_EXERCISE OBJECTIVE:_ Where a line of the listing below includes the word "latéral", reproduce that line.

Data entries
++++++++

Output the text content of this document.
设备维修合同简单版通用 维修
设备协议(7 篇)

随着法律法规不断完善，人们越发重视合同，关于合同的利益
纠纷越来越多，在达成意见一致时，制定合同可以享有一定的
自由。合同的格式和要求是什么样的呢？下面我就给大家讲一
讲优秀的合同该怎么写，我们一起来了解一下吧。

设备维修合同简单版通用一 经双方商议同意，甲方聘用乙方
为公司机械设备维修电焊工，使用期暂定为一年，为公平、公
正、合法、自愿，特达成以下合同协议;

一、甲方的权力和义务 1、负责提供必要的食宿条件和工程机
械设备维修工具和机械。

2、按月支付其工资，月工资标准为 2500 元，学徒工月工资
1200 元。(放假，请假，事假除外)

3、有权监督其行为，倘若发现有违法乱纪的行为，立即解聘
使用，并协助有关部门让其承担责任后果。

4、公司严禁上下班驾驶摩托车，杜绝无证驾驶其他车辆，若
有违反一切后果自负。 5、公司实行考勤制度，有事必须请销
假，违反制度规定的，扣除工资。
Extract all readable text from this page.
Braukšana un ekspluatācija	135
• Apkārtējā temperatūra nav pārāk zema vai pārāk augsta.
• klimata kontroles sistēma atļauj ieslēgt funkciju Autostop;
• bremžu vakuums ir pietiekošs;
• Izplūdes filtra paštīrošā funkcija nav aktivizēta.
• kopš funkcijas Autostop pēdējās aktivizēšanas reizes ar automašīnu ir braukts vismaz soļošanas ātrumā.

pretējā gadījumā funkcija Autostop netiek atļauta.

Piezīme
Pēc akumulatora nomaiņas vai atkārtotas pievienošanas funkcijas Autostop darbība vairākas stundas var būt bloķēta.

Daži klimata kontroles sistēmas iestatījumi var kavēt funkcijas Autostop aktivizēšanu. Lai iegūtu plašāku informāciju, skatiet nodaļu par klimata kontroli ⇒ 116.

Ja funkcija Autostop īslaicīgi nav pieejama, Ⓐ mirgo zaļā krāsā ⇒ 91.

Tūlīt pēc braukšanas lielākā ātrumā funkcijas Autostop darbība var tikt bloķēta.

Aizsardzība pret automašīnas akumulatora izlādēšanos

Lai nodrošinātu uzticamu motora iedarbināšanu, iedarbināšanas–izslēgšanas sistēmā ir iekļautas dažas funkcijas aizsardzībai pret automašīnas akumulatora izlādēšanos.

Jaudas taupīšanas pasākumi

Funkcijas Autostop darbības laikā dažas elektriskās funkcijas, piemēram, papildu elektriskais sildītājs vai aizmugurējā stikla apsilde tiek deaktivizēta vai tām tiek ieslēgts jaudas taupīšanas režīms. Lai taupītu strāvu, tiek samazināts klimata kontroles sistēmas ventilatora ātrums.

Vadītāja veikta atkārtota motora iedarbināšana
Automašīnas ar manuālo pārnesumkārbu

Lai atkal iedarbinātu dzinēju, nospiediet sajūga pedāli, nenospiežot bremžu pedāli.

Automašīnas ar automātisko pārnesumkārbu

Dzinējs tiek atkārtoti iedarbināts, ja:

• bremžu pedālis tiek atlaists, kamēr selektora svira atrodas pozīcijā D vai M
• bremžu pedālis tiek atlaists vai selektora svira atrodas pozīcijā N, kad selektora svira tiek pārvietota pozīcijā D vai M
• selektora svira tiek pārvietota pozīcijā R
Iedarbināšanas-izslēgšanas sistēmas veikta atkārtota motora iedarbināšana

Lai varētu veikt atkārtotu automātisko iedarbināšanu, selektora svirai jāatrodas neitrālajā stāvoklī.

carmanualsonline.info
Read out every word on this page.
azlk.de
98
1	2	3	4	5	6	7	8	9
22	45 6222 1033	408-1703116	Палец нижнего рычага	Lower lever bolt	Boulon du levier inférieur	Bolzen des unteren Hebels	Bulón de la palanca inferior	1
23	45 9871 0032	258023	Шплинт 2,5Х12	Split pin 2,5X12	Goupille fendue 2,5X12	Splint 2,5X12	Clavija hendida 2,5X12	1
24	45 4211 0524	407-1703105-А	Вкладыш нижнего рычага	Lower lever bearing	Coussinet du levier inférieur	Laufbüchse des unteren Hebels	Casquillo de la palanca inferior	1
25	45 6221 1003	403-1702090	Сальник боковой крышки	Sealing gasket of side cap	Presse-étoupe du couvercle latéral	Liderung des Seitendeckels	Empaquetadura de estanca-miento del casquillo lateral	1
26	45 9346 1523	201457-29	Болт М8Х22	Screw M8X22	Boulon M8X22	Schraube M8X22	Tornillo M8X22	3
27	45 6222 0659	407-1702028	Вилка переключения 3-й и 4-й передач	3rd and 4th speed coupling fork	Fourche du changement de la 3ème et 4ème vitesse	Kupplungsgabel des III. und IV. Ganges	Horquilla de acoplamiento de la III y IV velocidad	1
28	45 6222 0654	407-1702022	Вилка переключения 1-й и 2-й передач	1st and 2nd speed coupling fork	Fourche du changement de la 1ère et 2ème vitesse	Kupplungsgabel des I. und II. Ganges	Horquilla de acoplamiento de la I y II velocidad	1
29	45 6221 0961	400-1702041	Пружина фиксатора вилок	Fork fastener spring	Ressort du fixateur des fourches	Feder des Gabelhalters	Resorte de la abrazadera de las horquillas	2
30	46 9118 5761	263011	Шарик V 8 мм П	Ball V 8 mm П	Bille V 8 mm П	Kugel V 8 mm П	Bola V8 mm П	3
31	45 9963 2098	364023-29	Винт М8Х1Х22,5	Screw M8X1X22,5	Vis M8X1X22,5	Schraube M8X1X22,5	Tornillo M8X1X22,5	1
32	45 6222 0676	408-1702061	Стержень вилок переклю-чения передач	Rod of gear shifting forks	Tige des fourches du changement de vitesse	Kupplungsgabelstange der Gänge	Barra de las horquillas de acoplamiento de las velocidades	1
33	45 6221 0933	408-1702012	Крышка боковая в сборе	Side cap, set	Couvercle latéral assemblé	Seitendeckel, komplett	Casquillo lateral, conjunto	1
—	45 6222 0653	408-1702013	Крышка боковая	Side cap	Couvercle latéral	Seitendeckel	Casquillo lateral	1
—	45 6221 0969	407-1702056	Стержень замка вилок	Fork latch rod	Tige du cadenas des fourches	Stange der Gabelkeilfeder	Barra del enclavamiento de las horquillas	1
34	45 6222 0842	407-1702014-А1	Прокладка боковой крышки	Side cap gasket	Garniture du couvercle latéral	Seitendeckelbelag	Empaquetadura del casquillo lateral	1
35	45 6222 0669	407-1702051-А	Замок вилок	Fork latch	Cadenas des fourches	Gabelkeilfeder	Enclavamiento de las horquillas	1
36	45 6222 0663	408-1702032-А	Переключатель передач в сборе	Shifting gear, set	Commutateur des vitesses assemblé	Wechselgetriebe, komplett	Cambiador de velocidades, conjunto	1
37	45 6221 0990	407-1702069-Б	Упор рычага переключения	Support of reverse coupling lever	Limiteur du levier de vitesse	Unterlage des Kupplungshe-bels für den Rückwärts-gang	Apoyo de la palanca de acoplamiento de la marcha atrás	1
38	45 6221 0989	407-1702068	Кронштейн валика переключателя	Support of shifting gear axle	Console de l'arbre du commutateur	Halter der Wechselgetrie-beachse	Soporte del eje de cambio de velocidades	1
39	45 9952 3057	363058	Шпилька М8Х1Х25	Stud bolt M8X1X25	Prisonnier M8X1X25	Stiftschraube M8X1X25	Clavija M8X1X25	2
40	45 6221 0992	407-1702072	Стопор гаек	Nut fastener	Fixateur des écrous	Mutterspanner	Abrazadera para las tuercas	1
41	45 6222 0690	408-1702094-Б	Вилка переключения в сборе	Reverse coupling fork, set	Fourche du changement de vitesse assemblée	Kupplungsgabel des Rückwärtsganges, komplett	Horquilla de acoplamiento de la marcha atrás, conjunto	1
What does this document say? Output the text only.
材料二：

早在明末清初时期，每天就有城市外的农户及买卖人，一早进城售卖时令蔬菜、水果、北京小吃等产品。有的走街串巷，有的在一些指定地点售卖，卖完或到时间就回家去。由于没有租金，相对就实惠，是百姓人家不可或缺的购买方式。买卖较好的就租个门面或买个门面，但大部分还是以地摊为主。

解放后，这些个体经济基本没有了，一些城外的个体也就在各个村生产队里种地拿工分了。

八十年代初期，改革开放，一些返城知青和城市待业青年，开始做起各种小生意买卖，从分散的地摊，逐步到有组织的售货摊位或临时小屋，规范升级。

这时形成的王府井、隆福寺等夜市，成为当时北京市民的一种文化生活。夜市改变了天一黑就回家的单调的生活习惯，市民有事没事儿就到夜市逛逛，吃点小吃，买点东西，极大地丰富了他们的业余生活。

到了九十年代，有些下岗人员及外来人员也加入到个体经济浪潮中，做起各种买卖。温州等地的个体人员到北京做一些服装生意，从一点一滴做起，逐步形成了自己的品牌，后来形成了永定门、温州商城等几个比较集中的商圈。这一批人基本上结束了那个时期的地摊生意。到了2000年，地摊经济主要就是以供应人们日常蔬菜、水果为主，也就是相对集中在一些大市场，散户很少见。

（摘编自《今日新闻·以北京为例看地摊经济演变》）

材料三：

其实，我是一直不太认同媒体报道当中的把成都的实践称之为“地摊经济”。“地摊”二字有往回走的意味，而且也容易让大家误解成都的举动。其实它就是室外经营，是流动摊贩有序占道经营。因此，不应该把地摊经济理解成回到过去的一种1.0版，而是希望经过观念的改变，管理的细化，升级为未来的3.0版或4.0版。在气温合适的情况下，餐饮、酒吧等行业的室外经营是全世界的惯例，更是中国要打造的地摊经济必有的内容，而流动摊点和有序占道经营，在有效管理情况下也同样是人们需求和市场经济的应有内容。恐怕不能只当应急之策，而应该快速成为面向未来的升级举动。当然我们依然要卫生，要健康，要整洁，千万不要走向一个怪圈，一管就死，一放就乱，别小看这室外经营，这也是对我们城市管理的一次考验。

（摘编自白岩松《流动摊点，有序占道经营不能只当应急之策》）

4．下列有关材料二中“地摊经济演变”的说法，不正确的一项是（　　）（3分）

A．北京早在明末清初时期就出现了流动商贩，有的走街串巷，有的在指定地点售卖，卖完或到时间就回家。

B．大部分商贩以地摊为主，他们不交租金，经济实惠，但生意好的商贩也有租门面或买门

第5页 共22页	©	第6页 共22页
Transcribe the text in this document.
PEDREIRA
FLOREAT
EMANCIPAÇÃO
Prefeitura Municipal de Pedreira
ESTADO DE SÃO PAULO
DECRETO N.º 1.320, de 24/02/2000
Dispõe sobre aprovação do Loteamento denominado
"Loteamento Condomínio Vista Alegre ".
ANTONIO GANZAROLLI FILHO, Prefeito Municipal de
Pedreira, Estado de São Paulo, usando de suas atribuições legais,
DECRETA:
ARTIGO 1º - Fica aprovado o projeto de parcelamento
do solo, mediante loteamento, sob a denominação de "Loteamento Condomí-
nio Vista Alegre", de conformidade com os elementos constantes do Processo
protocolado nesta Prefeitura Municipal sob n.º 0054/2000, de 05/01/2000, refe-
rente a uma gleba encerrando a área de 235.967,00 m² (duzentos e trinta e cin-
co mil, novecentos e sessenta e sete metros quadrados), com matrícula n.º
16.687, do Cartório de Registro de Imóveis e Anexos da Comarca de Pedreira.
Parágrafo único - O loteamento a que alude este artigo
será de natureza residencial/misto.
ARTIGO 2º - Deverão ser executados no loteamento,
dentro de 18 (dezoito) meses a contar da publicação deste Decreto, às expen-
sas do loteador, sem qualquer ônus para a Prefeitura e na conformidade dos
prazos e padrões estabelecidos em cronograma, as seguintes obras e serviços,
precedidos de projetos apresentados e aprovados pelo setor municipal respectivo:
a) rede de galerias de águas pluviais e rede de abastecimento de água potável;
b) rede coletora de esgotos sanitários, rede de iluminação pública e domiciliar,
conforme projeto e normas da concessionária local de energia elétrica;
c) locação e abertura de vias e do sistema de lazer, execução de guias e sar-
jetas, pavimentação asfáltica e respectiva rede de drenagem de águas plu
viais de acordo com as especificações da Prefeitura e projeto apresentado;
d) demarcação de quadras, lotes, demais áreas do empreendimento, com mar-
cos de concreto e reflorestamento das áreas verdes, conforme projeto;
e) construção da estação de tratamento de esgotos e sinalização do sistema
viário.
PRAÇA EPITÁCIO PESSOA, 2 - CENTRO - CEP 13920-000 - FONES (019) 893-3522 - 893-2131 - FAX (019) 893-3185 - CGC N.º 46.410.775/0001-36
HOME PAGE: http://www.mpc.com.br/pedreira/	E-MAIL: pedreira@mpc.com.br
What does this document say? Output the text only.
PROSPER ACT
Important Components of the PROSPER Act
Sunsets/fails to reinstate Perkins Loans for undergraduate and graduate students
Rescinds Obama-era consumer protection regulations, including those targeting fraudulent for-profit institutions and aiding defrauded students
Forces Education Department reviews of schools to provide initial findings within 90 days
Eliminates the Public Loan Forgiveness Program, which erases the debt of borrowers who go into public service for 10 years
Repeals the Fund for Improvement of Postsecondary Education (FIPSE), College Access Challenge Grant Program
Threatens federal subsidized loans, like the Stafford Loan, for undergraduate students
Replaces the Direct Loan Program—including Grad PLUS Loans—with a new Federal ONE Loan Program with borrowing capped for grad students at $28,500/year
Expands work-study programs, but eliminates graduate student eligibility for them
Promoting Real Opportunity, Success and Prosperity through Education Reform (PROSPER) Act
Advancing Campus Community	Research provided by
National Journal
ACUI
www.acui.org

++++++++

_FINISHED TASK:_
25	45 6221 1003	403-1702090	Сальник боковой крышки	Sealing gasket of side cap	Presse-étoupe du couvercle latéral	Liderung des Seitendeckels	Empaquetadura de estanca-miento del casquillo lateral	1
33	45 6221 0933	408-1702012	Крышка боковая в сборе	Side cap, set	Couvercle latéral assemblé	Seitendeckel, komplett	Casquillo lateral, conjunto	1
—	45 6222 0653	408-1702013	Крышка боковая	Side cap	Couvercle latéral	Seitendeckel	Casquillo lateral	1
34	45 6222 0842	407-1702014-А1	Прокладка боковой крышки	Side cap gasket	Garniture du couvercle latéral	Seitendeckelbelag	Empaquetadura del casquillo lateral	1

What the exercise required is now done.